GIVEN PROBLEM: Tally up the lines where the string "Sleeve" appears; reply with the number only.

SUPPLIED INFORMATION:
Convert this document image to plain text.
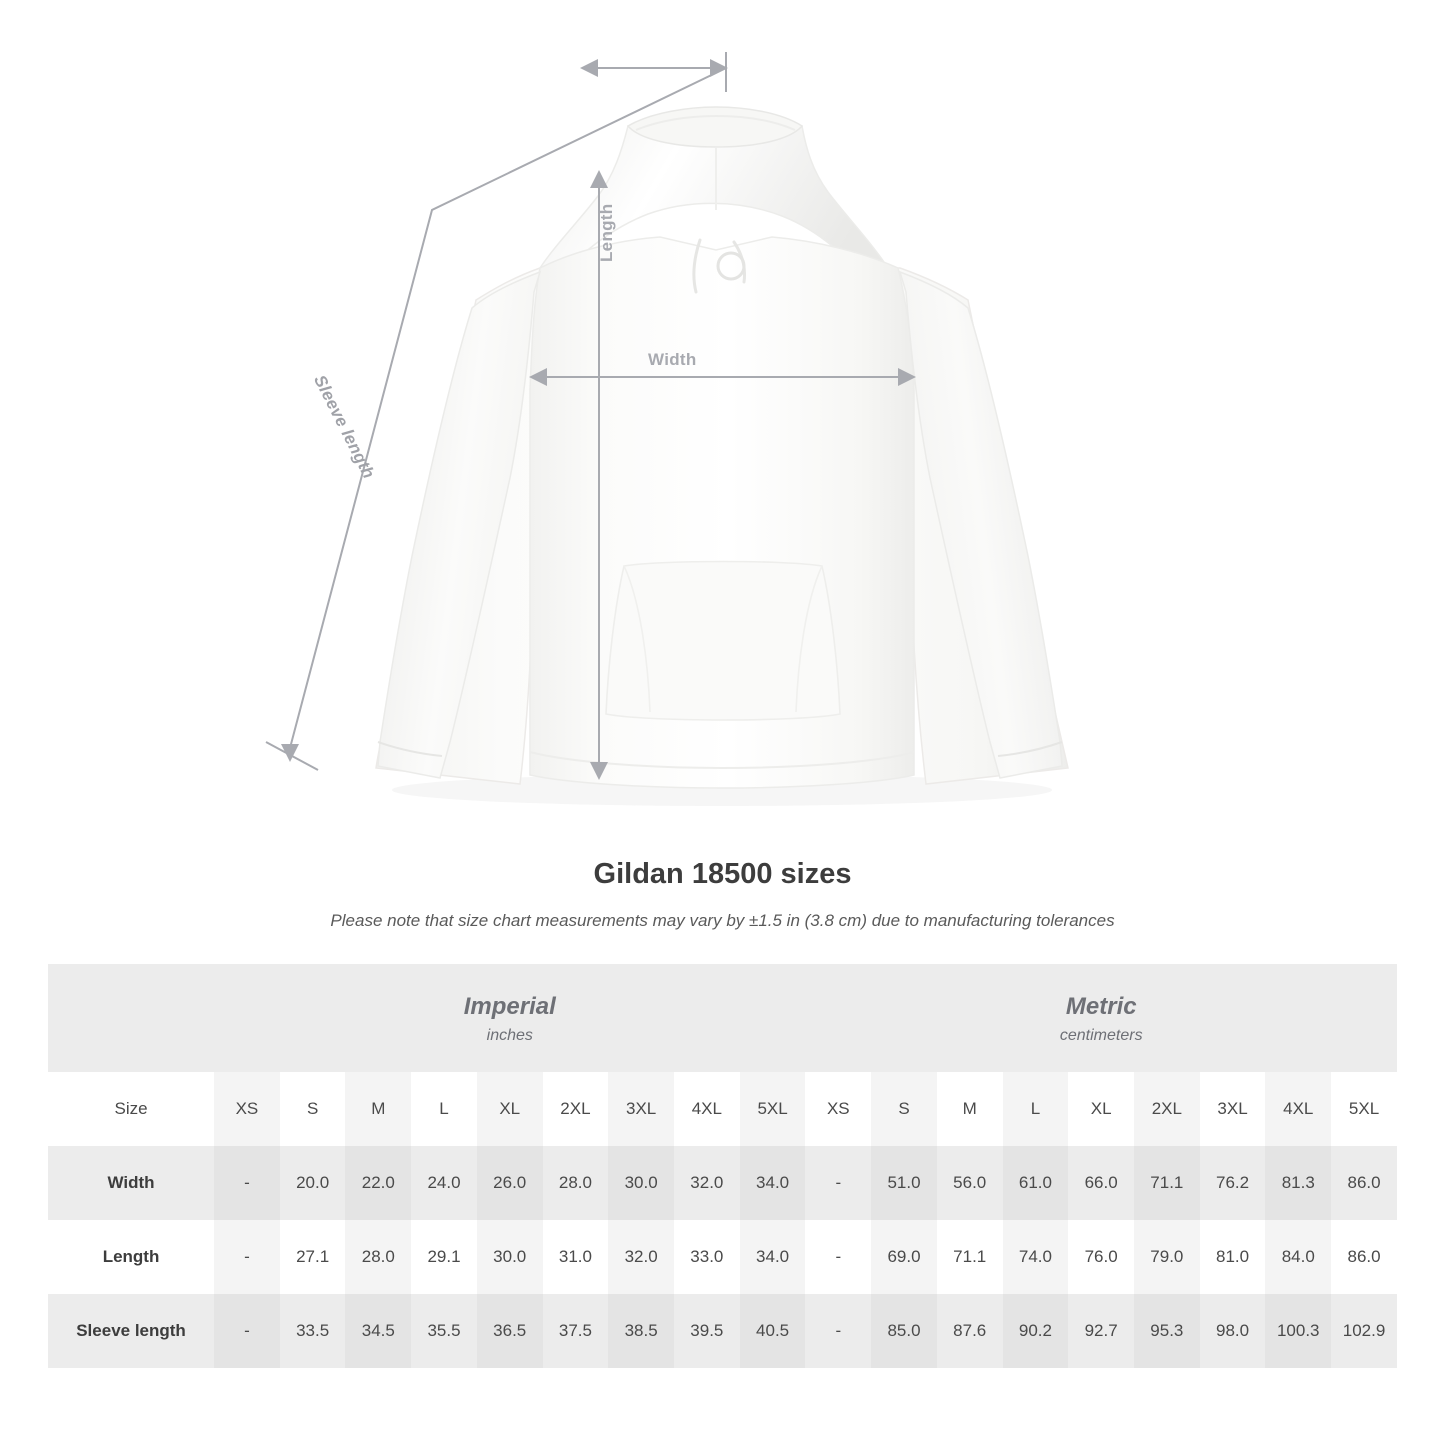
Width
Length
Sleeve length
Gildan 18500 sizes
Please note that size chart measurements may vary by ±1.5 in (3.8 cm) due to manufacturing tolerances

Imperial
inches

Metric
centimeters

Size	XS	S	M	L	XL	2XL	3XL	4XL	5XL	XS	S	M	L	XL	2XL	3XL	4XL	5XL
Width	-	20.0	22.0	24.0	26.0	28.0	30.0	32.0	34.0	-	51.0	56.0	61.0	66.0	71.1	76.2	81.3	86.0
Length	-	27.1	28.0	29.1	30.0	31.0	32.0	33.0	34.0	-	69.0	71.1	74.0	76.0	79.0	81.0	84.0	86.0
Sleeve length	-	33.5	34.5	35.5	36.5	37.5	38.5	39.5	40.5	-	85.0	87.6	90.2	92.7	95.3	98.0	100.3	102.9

==

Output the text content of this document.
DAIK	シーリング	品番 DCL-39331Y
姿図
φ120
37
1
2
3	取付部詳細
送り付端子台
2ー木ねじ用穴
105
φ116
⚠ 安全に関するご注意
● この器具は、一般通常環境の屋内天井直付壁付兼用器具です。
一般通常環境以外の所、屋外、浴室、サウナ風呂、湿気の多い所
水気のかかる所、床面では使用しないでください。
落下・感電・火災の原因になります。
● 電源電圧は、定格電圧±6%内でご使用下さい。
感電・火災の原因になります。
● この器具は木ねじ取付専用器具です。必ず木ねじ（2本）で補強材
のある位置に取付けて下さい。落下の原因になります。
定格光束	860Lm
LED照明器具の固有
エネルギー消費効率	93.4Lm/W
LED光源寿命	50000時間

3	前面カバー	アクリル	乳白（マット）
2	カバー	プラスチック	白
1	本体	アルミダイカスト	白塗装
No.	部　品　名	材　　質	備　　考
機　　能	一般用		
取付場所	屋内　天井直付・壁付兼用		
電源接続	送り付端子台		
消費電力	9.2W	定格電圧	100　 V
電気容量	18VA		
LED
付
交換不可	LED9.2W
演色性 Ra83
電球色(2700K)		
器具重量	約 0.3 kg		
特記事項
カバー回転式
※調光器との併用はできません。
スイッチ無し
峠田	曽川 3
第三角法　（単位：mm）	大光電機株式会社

ANSWER FOR THIS EXERCISE: 2